STATED TASK => Show all lines that include the string "vysílání"; copy each one.

Extracted data entries:
○ ○ ○ ○ ○

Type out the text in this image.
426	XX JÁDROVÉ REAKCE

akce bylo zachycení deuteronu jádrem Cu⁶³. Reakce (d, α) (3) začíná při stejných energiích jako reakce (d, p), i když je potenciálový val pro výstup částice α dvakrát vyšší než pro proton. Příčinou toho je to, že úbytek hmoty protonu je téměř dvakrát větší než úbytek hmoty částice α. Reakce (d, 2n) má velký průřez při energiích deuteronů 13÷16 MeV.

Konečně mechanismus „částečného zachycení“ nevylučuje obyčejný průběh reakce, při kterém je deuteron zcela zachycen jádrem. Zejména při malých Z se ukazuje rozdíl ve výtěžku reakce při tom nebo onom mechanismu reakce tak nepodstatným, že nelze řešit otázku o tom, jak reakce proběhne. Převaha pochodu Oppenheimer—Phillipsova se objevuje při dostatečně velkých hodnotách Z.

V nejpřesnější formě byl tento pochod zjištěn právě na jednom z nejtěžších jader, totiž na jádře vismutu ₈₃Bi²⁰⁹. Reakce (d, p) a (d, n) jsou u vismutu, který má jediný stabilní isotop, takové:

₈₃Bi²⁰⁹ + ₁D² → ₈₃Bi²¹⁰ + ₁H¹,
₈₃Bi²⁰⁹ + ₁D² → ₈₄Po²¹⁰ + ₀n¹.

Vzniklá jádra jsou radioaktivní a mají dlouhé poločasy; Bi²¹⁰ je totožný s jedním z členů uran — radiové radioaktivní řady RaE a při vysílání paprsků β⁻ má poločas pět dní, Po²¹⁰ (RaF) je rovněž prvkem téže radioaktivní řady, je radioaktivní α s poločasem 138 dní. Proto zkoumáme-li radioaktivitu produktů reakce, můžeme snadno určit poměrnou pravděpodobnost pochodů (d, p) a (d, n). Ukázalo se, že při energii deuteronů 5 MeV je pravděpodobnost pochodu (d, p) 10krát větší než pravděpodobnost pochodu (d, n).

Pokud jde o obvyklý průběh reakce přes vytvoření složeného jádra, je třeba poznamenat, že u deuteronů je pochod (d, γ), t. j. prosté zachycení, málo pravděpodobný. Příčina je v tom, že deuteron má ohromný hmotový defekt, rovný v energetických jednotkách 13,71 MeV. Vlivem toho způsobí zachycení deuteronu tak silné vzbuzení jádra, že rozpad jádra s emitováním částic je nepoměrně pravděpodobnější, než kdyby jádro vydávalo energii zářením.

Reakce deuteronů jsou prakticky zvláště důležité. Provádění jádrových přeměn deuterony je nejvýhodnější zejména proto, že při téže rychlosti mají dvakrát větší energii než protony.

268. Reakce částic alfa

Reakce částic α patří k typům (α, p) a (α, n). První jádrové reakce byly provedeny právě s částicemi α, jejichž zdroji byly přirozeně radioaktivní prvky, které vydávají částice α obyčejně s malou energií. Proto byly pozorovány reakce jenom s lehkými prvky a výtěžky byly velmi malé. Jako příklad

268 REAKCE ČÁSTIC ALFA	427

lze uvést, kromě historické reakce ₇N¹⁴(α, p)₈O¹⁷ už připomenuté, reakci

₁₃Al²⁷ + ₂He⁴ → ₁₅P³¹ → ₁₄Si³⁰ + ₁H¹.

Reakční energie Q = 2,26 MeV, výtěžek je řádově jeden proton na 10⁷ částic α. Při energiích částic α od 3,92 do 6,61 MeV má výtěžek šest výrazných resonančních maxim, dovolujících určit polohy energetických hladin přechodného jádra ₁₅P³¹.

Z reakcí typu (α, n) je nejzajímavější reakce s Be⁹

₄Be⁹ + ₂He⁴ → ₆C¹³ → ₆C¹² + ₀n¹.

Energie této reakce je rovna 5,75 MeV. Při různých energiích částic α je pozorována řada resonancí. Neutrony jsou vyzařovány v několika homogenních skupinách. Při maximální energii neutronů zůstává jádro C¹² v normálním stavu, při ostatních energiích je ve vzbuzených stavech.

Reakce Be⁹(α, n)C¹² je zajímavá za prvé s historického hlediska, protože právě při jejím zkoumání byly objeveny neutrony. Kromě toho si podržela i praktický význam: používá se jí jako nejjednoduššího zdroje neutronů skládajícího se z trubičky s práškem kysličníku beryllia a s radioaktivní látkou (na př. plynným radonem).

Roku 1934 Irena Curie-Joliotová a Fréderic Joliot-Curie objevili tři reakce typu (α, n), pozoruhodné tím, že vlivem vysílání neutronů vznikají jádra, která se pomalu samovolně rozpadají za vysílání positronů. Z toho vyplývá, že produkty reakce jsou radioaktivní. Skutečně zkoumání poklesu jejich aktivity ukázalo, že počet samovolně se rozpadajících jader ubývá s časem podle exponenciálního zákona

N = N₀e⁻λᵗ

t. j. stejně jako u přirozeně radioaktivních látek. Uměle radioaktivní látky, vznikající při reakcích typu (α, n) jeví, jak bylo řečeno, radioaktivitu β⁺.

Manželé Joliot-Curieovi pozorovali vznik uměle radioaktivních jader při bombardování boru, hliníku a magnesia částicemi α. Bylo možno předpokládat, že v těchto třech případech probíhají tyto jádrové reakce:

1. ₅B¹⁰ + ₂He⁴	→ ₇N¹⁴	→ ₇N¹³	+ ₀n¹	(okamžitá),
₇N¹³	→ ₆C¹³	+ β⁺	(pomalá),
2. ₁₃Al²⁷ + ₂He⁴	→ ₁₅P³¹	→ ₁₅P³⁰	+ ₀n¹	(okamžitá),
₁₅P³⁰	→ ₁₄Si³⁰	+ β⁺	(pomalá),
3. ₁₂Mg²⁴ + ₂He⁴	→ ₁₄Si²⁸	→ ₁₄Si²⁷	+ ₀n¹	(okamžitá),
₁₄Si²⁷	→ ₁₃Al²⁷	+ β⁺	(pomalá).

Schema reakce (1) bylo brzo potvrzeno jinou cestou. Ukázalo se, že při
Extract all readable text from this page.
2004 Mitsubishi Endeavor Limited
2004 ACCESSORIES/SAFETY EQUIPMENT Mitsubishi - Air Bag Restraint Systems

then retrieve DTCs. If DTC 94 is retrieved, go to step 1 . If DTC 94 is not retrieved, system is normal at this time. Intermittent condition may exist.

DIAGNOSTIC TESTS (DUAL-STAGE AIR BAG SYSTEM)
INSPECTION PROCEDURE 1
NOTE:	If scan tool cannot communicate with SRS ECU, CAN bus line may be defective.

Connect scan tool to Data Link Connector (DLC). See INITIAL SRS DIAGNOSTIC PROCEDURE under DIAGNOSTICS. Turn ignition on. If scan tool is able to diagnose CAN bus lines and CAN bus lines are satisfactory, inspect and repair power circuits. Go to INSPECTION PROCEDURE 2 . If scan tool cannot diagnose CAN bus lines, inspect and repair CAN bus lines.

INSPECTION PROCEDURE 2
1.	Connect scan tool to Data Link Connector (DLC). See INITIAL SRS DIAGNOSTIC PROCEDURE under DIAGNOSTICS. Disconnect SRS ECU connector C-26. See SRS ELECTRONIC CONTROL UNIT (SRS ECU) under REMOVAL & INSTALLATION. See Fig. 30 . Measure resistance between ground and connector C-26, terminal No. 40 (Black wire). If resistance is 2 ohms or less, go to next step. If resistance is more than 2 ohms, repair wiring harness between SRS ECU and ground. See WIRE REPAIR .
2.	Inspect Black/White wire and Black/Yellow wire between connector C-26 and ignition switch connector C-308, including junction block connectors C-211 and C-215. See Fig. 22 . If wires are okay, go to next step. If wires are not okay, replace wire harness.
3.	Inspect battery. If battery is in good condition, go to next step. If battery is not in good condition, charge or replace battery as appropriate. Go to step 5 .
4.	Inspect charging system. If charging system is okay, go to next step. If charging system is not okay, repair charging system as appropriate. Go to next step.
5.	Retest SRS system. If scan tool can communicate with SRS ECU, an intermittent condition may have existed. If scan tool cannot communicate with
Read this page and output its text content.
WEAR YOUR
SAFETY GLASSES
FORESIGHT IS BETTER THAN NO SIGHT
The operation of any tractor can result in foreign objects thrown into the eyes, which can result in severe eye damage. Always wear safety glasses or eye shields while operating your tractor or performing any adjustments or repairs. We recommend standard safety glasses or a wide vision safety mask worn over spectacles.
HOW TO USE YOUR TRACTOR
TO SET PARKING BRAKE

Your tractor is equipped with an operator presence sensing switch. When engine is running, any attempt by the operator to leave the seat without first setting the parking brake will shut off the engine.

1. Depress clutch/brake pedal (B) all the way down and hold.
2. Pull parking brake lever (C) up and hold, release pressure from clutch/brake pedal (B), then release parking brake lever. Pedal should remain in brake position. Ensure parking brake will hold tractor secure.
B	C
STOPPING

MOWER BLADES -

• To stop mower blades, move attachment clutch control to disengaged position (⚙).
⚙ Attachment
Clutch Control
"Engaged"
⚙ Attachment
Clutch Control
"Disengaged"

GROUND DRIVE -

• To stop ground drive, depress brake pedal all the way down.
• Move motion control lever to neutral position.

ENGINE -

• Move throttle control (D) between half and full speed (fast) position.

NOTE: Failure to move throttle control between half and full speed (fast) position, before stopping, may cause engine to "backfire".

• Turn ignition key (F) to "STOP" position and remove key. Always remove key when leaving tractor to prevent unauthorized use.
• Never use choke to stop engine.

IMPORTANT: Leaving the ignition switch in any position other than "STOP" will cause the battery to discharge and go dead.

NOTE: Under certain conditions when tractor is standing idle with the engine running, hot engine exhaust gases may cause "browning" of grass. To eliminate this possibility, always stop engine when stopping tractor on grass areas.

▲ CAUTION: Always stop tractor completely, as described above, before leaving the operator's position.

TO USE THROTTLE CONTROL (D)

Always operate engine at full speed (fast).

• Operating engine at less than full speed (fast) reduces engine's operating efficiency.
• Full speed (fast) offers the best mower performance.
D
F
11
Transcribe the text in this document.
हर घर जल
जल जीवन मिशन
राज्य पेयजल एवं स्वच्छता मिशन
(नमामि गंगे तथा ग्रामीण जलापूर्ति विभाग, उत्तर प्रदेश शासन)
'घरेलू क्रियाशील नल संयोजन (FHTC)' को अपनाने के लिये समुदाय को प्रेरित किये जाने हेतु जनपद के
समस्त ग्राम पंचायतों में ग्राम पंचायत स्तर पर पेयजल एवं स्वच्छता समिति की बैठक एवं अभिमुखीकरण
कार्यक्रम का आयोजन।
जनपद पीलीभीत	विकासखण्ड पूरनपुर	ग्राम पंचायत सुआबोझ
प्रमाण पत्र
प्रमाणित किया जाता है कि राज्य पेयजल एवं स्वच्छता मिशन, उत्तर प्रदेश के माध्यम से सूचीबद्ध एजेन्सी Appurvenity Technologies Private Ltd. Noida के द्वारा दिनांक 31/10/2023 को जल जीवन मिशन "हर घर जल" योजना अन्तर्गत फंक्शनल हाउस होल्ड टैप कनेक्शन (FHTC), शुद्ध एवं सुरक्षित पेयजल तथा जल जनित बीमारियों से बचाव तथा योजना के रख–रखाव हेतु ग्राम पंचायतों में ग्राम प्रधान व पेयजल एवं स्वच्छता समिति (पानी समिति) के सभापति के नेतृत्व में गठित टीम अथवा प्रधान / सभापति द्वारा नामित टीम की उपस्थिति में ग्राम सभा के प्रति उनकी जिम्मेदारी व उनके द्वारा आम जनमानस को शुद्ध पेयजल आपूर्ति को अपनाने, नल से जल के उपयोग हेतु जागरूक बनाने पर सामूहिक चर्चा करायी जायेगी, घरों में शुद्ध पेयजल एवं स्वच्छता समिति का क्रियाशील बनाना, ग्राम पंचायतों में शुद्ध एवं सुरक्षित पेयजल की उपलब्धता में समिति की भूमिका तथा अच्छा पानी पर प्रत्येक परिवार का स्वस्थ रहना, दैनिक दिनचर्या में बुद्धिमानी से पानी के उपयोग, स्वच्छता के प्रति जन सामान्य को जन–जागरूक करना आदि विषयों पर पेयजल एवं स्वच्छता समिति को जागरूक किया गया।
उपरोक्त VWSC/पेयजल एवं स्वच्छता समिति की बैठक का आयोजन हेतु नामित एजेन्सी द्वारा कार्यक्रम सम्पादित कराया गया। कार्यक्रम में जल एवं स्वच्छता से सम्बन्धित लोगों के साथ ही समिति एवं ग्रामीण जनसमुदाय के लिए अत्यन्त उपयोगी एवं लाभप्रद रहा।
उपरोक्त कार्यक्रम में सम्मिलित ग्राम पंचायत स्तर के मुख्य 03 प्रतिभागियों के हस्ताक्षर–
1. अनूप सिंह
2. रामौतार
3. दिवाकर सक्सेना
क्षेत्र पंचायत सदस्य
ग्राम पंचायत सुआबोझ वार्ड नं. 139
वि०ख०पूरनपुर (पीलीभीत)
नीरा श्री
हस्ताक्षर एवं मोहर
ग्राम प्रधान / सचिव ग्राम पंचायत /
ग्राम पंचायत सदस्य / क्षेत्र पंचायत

○ ○ ○ ○ ○

SOLUTION FOR THIS PROBLEM =>
Vzniklá jádra jsou radioaktivní a mají dlouhé poločasy; Bi²¹⁰ je totožný s jedním z členů uran — radiové radioaktivní řady RaE a při vysílání paprsků β⁻ má poločas pět dní, Po²¹⁰ (RaF) je rovněž prvkem téže radioaktivní řady, je radioaktivní α s poločasem 138 dní. Proto zkoumáme-li radioaktivitu produktů reakce, můžeme snadno určit poměrnou pravděpodobnost pochodů (d, p) a (d, n). Ukázalo se, že při energii deuteronů 5 MeV je pravděpodobnost pochodu (d, p) 10krát větší než pravděpodobnost pochodu (d, n).
Roku 1934 Irena Curie-Joliotová a Fréderic Joliot-Curie objevili tři reakce typu (α, n), pozoruhodné tím, že vlivem vysílání neutronů vznikají jádra, která se pomalu samovolně rozpadají za vysílání positronů. Z toho vyplývá, že produkty reakce jsou radioaktivní. Skutečně zkoumání poklesu jejich aktivity ukázalo, že počet samovolně se rozpadajících jader ubývá s časem podle exponenciálního zákona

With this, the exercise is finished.